### [WHAT YOU SHOULD DO]
Reproduce every record below exactly as written, but leave out any pictures.

### [RECORDS FOR THE TASK]
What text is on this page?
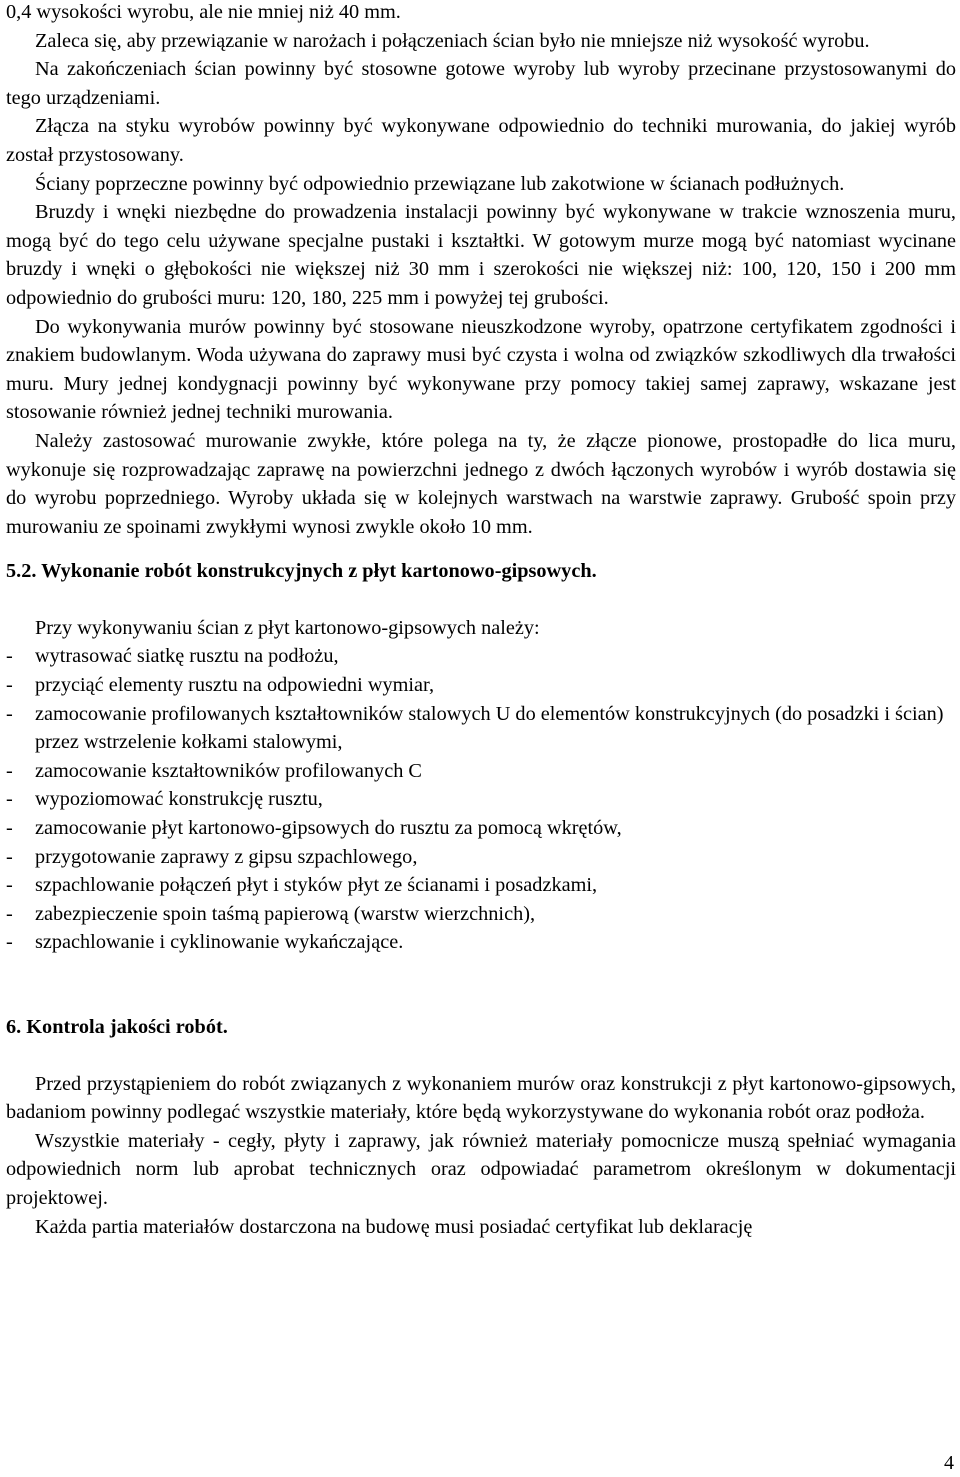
0,4 wysokości wyrobu, ale nie mniej niż 40 mm.

Zaleca się, aby przewiązanie w narożach i połączeniach ścian było nie mniejsze niż wysokość wyrobu.

Na zakończeniach ścian powinny być stosowne gotowe wyroby lub wyroby przecinane przystosowanymi do tego urządzeniami.

Złącza na styku wyrobów powinny być wykonywane odpowiednio do techniki murowania, do jakiej wyrób został przystosowany.

Ściany poprzeczne powinny być odpowiednio przewiązane lub zakotwione w ścianach podłużnych.

Bruzdy i wnęki niezbędne do prowadzenia instalacji powinny być wykonywane w trakcie wznoszenia muru, mogą być do tego celu używane specjalne pustaki i kształtki. W gotowym murze mogą być natomiast wycinane bruzdy i wnęki o głębokości nie większej niż 30 mm i szerokości nie większej niż: 100, 120, 150 i 200 mm odpowiednio do grubości muru: 120, 180, 225 mm i powyżej tej grubości.

Do wykonywania murów powinny być stosowane nieuszkodzone wyroby, opatrzone certyfikatem zgodności i znakiem budowlanym. Woda używana do zaprawy musi być czysta i wolna od związków szkodliwych dla trwałości muru. Mury jednej kondygnacji powinny być wykonywane przy pomocy takiej samej zaprawy, wskazane jest stosowanie również jednej techniki murowania.

Należy zastosować murowanie zwykłe, które polega na ty, że złącze pionowe, prostopadłe do lica muru, wykonuje się rozprowadzając zaprawę na powierzchni jednego z dwóch łączonych wyrobów i wyrób dostawia się do wyrobu poprzedniego. Wyroby układa się w kolejnych warstwach na warstwie zaprawy. Grubość spoin przy murowaniu ze spoinami zwykłymi wynosi zwykle około 10 mm.

5.2. Wykonanie robót konstrukcyjnych z płyt kartonowo-gipsowych.

Przy wykonywaniu ścian z płyt kartonowo-gipsowych należy:

- wytrasować siatkę rusztu na podłożu,
- przyciąć elementy rusztu na odpowiedni wymiar,
- zamocowanie profilowanych kształtowników stalowych U do elementów konstrukcyjnych (do posadzki i ścian) przez wstrzelenie kołkami stalowymi,
- zamocowanie kształtowników profilowanych C
- wypoziomować konstrukcję rusztu,
- zamocowanie płyt kartonowo-gipsowych do rusztu za pomocą wkrętów,
- przygotowanie zaprawy z gipsu szpachlowego,
- szpachlowanie połączeń płyt i styków płyt ze ścianami i posadzkami,
- zabezpieczenie spoin taśmą papierową (warstw wierzchnich),
- szpachlowanie i cyklinowanie wykańczające.
6. Kontrola jakości robót.

Przed przystąpieniem do robót związanych z wykonaniem murów oraz konstrukcji z płyt kartonowo-gipsowych, badaniom powinny podlegać wszystkie materiały, które będą wykorzystywane do wykonania robót oraz podłoża.

Wszystkie materiały - cegły, płyty i zaprawy, jak również materiały pomocnicze muszą spełniać wymagania odpowiednich norm lub aprobat technicznych oraz odpowiadać parametrom określonym w dokumentacji projektowej.

Każda partia materiałów dostarczona na budowę musi posiadać certyfikat lub deklarację

4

### [COMPLETED EXERCISE]
What text is on this page?
0,4 wysokości wyrobu, ale nie mniej niż 40 mm.

Zaleca się, aby przewiązanie w narożach i połączeniach ścian było nie mniejsze niż wysokość wyrobu.

Na zakończeniach ścian powinny być stosowne gotowe wyroby lub wyroby przecinane przystosowanymi do tego urządzeniami.

Złącza na styku wyrobów powinny być wykonywane odpowiednio do techniki murowania, do jakiej wyrób został przystosowany.

Ściany poprzeczne powinny być odpowiednio przewiązane lub zakotwione w ścianach podłużnych.

Bruzdy i wnęki niezbędne do prowadzenia instalacji powinny być wykonywane w trakcie wznoszenia muru, mogą być do tego celu używane specjalne pustaki i kształtki. W gotowym murze mogą być natomiast wycinane bruzdy i wnęki o głębokości nie większej niż 30 mm i szerokości nie większej niż: 100, 120, 150 i 200 mm odpowiednio do grubości muru: 120, 180, 225 mm i powyżej tej grubości.

Do wykonywania murów powinny być stosowane nieuszkodzone wyroby, opatrzone certyfikatem zgodności i znakiem budowlanym. Woda używana do zaprawy musi być czysta i wolna od związków szkodliwych dla trwałości muru. Mury jednej kondygnacji powinny być wykonywane przy pomocy takiej samej zaprawy, wskazane jest stosowanie również jednej techniki murowania.

Należy zastosować murowanie zwykłe, które polega na ty, że złącze pionowe, prostopadłe do lica muru, wykonuje się rozprowadzając zaprawę na powierzchni jednego z dwóch łączonych wyrobów i wyrób dostawia się do wyrobu poprzedniego. Wyroby układa się w kolejnych warstwach na warstwie zaprawy. Grubość spoin przy murowaniu ze spoinami zwykłymi wynosi zwykle około 10 mm.

5.2. Wykonanie robót konstrukcyjnych z płyt kartonowo-gipsowych.

Przy wykonywaniu ścian z płyt kartonowo-gipsowych należy:

- wytrasować siatkę rusztu na podłożu,
- przyciąć elementy rusztu na odpowiedni wymiar,
- zamocowanie profilowanych kształtowników stalowych U do elementów konstrukcyjnych (do posadzki i ścian) przez wstrzelenie kołkami stalowymi,
- zamocowanie kształtowników profilowanych C
- wypoziomować konstrukcję rusztu,
- zamocowanie płyt kartonowo-gipsowych do rusztu za pomocą wkrętów,
- przygotowanie zaprawy z gipsu szpachlowego,
- szpachlowanie połączeń płyt i styków płyt ze ścianami i posadzkami,
- zabezpieczenie spoin taśmą papierową (warstw wierzchnich),
- szpachlowanie i cyklinowanie wykańczające.
6. Kontrola jakości robót.

Przed przystąpieniem do robót związanych z wykonaniem murów oraz konstrukcji z płyt kartonowo-gipsowych, badaniom powinny podlegać wszystkie materiały, które będą wykorzystywane do wykonania robót oraz podłoża.

Wszystkie materiały - cegły, płyty i zaprawy, jak również materiały pomocnicze muszą spełniać wymagania odpowiednich norm lub aprobat technicznych oraz odpowiadać parametrom określonym w dokumentacji projektowej.

Każda partia materiałów dostarczona na budowę musi posiadać certyfikat lub deklarację

4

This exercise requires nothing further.